◆ **Extract**

** START **

OpenZFS on Linux and FreeBSD
Go to file
Richard Yao 0b43696e66 random_get_pseudo_bytes() need not provide cryptographic strength entropy
Perf profiling of dd on a zvol revealed that my system spent 3.16% of
its time in random_get_pseudo_bytes(). No SPL consumers need
cryptographic strength entropy, so we can reduce our overhead by
changing the implementation to utilize a fast PRNG.

The Linux kernel did not export a suitable PRNG function until it
exported get_random_int() in Linux 3.10. While we could implement an
autotools check so that we use it when it is available or even try to
access the symbol on older kernels where it is not exported using the
fact that it is exported on newer ones as justification, we can instead
implement our own pseudo-random data generator. For this purpose, I have
written one based on a 128-bit pseudo-random number generator proposed
in a paper by Sebastiano Vigna that itself was based on work by the late
George Marsaglia.

** END **

◆ **Recorded data**
** START **

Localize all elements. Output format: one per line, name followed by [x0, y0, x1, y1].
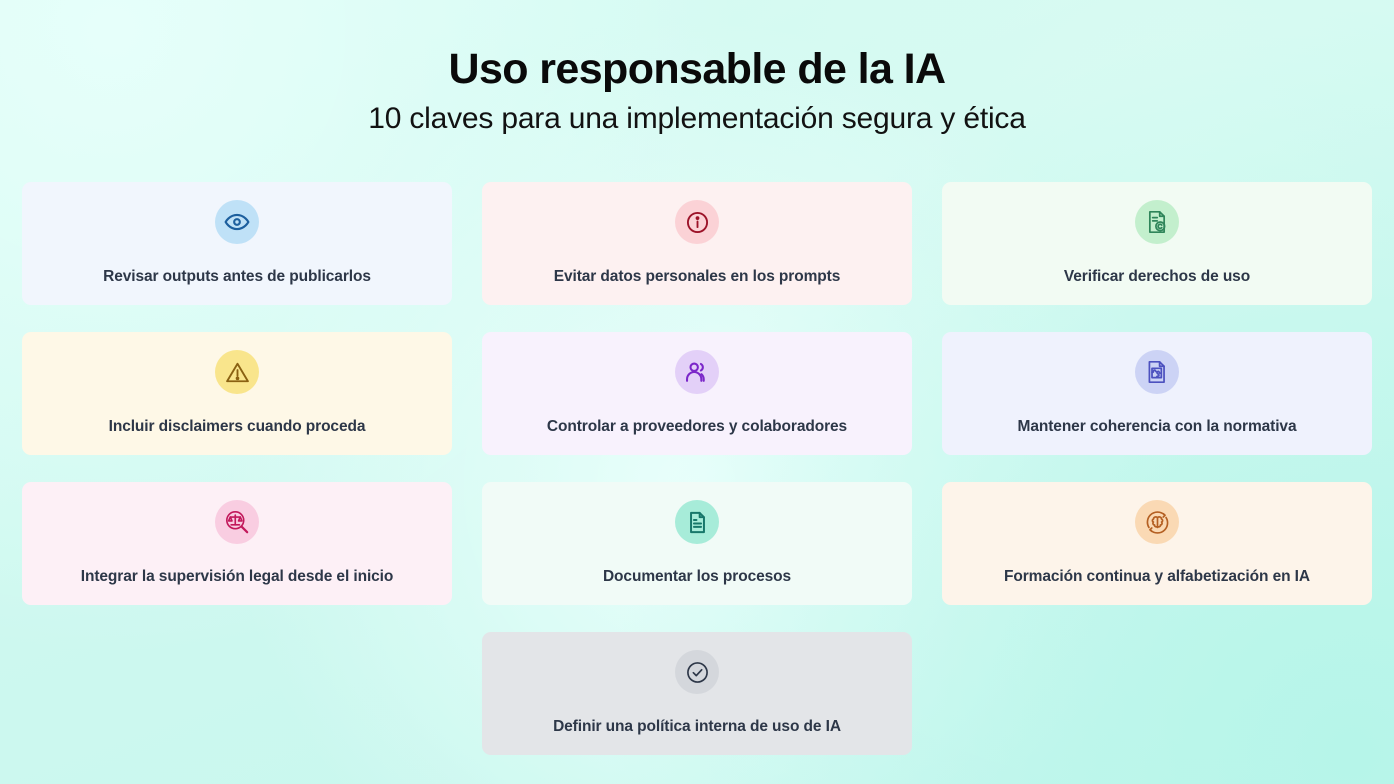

** END **

◆ **Task requirements**
According to the OpenZFS commit message, in which Linux kernel version was get_random_int() first exported?

◆ **Final result**
Linux 3.10